(Saved entries)
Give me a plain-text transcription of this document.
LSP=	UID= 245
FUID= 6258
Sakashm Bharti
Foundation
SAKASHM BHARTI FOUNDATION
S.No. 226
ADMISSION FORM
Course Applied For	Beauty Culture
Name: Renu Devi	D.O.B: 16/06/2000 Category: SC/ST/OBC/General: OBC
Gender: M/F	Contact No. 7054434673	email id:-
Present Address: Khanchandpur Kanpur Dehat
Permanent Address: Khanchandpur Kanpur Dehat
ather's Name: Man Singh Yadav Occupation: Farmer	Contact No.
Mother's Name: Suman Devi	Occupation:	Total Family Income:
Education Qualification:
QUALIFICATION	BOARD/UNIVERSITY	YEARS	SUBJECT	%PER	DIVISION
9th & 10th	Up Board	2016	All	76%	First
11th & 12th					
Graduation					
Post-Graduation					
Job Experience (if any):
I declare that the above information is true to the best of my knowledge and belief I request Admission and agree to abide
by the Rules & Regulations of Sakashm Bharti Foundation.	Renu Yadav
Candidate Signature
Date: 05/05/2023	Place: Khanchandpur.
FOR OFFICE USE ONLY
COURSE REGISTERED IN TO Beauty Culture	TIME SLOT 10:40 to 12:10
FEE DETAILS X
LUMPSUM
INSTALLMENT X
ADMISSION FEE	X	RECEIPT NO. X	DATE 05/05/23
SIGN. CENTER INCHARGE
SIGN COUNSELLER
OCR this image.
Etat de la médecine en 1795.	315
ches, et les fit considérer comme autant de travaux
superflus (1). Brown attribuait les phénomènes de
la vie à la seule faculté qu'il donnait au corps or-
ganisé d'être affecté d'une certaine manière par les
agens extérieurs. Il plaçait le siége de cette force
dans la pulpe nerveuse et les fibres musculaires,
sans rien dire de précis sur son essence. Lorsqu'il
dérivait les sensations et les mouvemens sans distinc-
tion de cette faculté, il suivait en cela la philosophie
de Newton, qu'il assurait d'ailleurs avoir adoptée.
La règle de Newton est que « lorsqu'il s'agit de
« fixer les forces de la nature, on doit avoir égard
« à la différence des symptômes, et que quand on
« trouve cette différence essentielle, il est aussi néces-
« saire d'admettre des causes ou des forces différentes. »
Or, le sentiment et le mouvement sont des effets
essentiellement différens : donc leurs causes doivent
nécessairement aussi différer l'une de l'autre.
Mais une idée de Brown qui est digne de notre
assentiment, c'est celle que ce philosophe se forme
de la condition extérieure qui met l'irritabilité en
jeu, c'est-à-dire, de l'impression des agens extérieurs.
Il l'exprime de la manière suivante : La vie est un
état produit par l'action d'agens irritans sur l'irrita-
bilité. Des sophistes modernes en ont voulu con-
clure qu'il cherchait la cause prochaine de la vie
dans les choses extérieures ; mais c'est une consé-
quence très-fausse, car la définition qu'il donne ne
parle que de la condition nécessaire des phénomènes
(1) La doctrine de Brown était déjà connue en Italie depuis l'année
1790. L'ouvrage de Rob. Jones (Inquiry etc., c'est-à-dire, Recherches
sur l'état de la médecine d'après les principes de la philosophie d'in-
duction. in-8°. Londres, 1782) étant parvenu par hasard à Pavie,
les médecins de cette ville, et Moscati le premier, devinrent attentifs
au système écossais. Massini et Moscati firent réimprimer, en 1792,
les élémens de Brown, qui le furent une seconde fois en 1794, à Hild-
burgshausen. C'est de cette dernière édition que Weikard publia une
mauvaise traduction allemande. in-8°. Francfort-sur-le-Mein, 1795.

Short exercise -> Count the lines that hold the string "sans" and state that number alone.

Solution -> 2